■ DESCRIPTION OF THE TASK
Return the listing word for word, as given.

■ AVAILABLE RECORDS
* Begin *
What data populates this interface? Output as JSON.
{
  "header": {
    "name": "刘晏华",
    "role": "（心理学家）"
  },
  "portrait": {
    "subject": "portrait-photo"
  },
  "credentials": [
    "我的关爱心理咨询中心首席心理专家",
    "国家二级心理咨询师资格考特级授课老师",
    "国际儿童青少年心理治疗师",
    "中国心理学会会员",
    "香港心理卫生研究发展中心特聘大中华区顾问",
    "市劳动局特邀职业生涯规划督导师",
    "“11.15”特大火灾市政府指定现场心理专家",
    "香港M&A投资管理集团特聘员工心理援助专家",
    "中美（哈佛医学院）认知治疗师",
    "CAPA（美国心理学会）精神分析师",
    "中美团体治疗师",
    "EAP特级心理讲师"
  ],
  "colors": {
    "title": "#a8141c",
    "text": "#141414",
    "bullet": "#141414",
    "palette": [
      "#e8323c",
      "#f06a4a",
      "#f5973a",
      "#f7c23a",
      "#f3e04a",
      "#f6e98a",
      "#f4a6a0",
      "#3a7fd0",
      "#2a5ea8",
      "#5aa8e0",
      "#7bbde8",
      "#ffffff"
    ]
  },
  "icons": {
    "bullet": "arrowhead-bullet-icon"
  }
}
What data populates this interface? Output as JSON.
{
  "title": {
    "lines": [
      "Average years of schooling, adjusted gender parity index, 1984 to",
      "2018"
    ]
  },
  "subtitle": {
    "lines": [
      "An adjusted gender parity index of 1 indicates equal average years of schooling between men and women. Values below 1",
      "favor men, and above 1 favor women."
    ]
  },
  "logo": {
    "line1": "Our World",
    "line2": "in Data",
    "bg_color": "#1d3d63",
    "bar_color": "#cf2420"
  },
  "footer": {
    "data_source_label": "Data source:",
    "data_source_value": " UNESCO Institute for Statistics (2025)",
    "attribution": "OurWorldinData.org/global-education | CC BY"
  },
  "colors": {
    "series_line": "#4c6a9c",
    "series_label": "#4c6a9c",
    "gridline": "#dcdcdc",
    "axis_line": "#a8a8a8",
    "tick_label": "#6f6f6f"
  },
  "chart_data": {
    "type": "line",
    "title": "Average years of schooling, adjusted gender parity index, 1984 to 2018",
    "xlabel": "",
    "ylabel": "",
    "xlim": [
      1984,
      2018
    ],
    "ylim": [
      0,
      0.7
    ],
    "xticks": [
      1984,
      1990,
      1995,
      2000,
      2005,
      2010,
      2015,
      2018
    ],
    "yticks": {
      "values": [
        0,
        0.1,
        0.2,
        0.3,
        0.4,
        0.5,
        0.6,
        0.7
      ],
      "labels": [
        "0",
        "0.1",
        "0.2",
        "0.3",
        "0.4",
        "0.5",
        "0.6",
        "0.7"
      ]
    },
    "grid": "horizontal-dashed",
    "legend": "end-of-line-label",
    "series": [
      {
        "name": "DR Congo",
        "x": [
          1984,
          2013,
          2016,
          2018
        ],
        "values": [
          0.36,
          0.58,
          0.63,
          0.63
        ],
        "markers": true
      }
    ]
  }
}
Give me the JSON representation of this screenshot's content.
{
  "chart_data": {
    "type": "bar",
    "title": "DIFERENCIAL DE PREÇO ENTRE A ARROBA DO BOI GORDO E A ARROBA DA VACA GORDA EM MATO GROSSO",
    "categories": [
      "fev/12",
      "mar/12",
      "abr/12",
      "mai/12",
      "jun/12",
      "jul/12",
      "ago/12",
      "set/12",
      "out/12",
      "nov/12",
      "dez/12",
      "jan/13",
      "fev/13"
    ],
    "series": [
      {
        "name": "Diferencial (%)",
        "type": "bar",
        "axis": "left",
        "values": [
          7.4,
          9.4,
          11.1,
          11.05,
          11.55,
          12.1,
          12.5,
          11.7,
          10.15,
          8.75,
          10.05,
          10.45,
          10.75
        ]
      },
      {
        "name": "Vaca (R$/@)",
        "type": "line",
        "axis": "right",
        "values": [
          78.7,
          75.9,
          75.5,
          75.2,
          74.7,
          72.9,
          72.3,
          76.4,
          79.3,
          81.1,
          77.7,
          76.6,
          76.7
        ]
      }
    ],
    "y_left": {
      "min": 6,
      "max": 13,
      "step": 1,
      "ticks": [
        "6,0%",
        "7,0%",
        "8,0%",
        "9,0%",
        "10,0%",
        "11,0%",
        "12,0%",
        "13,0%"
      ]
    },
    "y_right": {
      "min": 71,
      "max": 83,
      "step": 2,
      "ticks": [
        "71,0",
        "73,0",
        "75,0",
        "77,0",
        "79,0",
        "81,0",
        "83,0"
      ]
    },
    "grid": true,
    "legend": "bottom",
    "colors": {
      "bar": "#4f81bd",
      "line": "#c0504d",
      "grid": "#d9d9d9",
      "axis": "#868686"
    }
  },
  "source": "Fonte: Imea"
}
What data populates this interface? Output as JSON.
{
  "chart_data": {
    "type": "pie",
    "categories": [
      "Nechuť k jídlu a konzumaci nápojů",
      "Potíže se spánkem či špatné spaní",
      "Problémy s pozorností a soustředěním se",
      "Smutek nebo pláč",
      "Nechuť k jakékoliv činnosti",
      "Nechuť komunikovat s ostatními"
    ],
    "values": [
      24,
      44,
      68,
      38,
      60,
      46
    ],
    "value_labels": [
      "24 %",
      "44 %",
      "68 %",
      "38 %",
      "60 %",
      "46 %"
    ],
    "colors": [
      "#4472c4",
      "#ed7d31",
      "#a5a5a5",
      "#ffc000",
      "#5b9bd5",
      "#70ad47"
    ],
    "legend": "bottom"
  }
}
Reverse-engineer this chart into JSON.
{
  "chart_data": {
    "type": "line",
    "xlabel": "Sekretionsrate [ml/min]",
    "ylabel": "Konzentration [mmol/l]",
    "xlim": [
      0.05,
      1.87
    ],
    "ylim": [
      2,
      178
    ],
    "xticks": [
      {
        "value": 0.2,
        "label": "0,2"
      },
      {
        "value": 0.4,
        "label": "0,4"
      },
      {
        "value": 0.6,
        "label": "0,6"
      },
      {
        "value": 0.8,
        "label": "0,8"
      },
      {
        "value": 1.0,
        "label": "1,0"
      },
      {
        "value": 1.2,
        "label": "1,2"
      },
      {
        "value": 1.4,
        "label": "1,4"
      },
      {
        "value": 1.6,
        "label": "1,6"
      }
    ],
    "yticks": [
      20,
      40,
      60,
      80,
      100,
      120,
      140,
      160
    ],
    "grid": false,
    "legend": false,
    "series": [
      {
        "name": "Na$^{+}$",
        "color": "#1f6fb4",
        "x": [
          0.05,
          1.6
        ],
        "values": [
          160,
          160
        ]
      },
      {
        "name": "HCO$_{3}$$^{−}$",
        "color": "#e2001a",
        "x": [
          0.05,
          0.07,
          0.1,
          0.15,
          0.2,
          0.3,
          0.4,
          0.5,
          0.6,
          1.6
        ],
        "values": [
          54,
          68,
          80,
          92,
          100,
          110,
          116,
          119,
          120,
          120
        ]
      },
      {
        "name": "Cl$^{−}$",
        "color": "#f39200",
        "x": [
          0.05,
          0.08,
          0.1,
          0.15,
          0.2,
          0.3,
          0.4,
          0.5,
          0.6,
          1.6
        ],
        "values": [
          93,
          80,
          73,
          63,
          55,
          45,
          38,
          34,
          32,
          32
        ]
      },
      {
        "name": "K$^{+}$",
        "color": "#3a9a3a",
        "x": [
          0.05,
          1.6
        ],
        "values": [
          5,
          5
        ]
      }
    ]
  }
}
* End *
■ TASK RESULT
What data populates this interface? Output as JSON.
{
  "header": {
    "name": "刘晏华",
    "role": "（心理学家）"
  },
  "portrait": {
    "subject": "portrait-photo"
  },
  "credentials": [
    "我的关爱心理咨询中心首席心理专家",
    "国家二级心理咨询师资格考特级授课老师",
    "国际儿童青少年心理治疗师",
    "中国心理学会会员",
    "香港心理卫生研究发展中心特聘大中华区顾问",
    "市劳动局特邀职业生涯规划督导师",
    "“11.15”特大火灾市政府指定现场心理专家",
    "香港M&A投资管理集团特聘员工心理援助专家",
    "中美（哈佛医学院）认知治疗师",
    "CAPA（美国心理学会）精神分析师",
    "中美团体治疗师",
    "EAP特级心理讲师"
  ],
  "colors": {
    "title": "#a8141c",
    "text": "#141414",
    "bullet": "#141414",
    "palette": [
      "#e8323c",
      "#f06a4a",
      "#f5973a",
      "#f7c23a",
      "#f3e04a",
      "#f6e98a",
      "#f4a6a0",
      "#3a7fd0",
      "#2a5ea8",
      "#5aa8e0",
      "#7bbde8",
      "#ffffff"
    ]
  },
  "icons": {
    "bullet": "arrowhead-bullet-icon"
  }
}
What data populates this interface? Output as JSON.
{
  "title": {
    "lines": [
      "Average years of schooling, adjusted gender parity index, 1984 to",
      "2018"
    ]
  },
  "subtitle": {
    "lines": [
      "An adjusted gender parity index of 1 indicates equal average years of schooling between men and women. Values below 1",
      "favor men, and above 1 favor women."
    ]
  },
  "logo": {
    "line1": "Our World",
    "line2": "in Data",
    "bg_color": "#1d3d63",
    "bar_color": "#cf2420"
  },
  "footer": {
    "data_source_label": "Data source:",
    "data_source_value": " UNESCO Institute for Statistics (2025)",
    "attribution": "OurWorldinData.org/global-education | CC BY"
  },
  "colors": {
    "series_line": "#4c6a9c",
    "series_label": "#4c6a9c",
    "gridline": "#dcdcdc",
    "axis_line": "#a8a8a8",
    "tick_label": "#6f6f6f"
  },
  "chart_data": {
    "type": "line",
    "title": "Average years of schooling, adjusted gender parity index, 1984 to 2018",
    "xlabel": "",
    "ylabel": "",
    "xlim": [
      1984,
      2018
    ],
    "ylim": [
      0,
      0.7
    ],
    "xticks": [
      1984,
      1990,
      1995,
      2000,
      2005,
      2010,
      2015,
      2018
    ],
    "yticks": {
      "values": [
        0,
        0.1,
        0.2,
        0.3,
        0.4,
        0.5,
        0.6,
        0.7
      ],
      "labels": [
        "0",
        "0.1",
        "0.2",
        "0.3",
        "0.4",
        "0.5",
        "0.6",
        "0.7"
      ]
    },
    "grid": "horizontal-dashed",
    "legend": "end-of-line-label",
    "series": [
      {
        "name": "DR Congo",
        "x": [
          1984,
          2013,
          2016,
          2018
        ],
        "values": [
          0.36,
          0.58,
          0.63,
          0.63
        ],
        "markers": true
      }
    ]
  }
}
Give me the JSON representation of this screenshot's content.
{
  "chart_data": {
    "type": "bar",
    "title": "DIFERENCIAL DE PREÇO ENTRE A ARROBA DO BOI GORDO E A ARROBA DA VACA GORDA EM MATO GROSSO",
    "categories": [
      "fev/12",
      "mar/12",
      "abr/12",
      "mai/12",
      "jun/12",
      "jul/12",
      "ago/12",
      "set/12",
      "out/12",
      "nov/12",
      "dez/12",
      "jan/13",
      "fev/13"
    ],
    "series": [
      {
        "name": "Diferencial (%)",
        "type": "bar",
        "axis": "left",
        "values": [
          7.4,
          9.4,
          11.1,
          11.05,
          11.55,
          12.1,
          12.5,
          11.7,
          10.15,
          8.75,
          10.05,
          10.45,
          10.75
        ]
      },
      {
        "name": "Vaca (R$/@)",
        "type": "line",
        "axis": "right",
        "values": [
          78.7,
          75.9,
          75.5,
          75.2,
          74.7,
          72.9,
          72.3,
          76.4,
          79.3,
          81.1,
          77.7,
          76.6,
          76.7
        ]
      }
    ],
    "y_left": {
      "min": 6,
      "max": 13,
      "step": 1,
      "ticks": [
        "6,0%",
        "7,0%",
        "8,0%",
        "9,0%",
        "10,0%",
        "11,0%",
        "12,0%",
        "13,0%"
      ]
    },
    "y_right": {
      "min": 71,
      "max": 83,
      "step": 2,
      "ticks": [
        "71,0",
        "73,0",
        "75,0",
        "77,0",
        "79,0",
        "81,0",
        "83,0"
      ]
    },
    "grid": true,
    "legend": "bottom",
    "colors": {
      "bar": "#4f81bd",
      "line": "#c0504d",
      "grid": "#d9d9d9",
      "axis": "#868686"
    }
  },
  "source": "Fonte: Imea"
}
What data populates this interface? Output as JSON.
{
  "chart_data": {
    "type": "pie",
    "categories": [
      "Nechuť k jídlu a konzumaci nápojů",
      "Potíže se spánkem či špatné spaní",
      "Problémy s pozorností a soustředěním se",
      "Smutek nebo pláč",
      "Nechuť k jakékoliv činnosti",
      "Nechuť komunikovat s ostatními"
    ],
    "values": [
      24,
      44,
      68,
      38,
      60,
      46
    ],
    "value_labels": [
      "24 %",
      "44 %",
      "68 %",
      "38 %",
      "60 %",
      "46 %"
    ],
    "colors": [
      "#4472c4",
      "#ed7d31",
      "#a5a5a5",
      "#ffc000",
      "#5b9bd5",
      "#70ad47"
    ],
    "legend": "bottom"
  }
}
Reverse-engineer this chart into JSON.
{
  "chart_data": {
    "type": "line",
    "xlabel": "Sekretionsrate [ml/min]",
    "ylabel": "Konzentration [mmol/l]",
    "xlim": [
      0.05,
      1.87
    ],
    "ylim": [
      2,
      178
    ],
    "xticks": [
      {
        "value": 0.2,
        "label": "0,2"
      },
      {
        "value": 0.4,
        "label": "0,4"
      },
      {
        "value": 0.6,
        "label": "0,6"
      },
      {
        "value": 0.8,
        "label": "0,8"
      },
      {
        "value": 1.0,
        "label": "1,0"
      },
      {
        "value": 1.2,
        "label": "1,2"
      },
      {
        "value": 1.4,
        "label": "1,4"
      },
      {
        "value": 1.6,
        "label": "1,6"
      }
    ],
    "yticks": [
      20,
      40,
      60,
      80,
      100,
      120,
      140,
      160
    ],
    "grid": false,
    "legend": false,
    "series": [
      {
        "name": "Na$^{+}$",
        "color": "#1f6fb4",
        "x": [
          0.05,
          1.6
        ],
        "values": [
          160,
          160
        ]
      },
      {
        "name": "HCO$_{3}$$^{−}$",
        "color": "#e2001a",
        "x": [
          0.05,
          0.07,
          0.1,
          0.15,
          0.2,
          0.3,
          0.4,
          0.5,
          0.6,
          1.6
        ],
        "values": [
          54,
          68,
          80,
          92,
          100,
          110,
          116,
          119,
          120,
          120
        ]
      },
      {
        "name": "Cl$^{−}$",
        "color": "#f39200",
        "x": [
          0.05,
          0.08,
          0.1,
          0.15,
          0.2,
          0.3,
          0.4,
          0.5,
          0.6,
          1.6
        ],
        "values": [
          93,
          80,
          73,
          63,
          55,
          45,
          38,
          34,
          32,
          32
        ]
      },
      {
        "name": "K$^{+}$",
        "color": "#3a9a3a",
        "x": [
          0.05,
          1.6
        ],
        "values": [
          5,
          5
        ]
      }
    ]
  }
}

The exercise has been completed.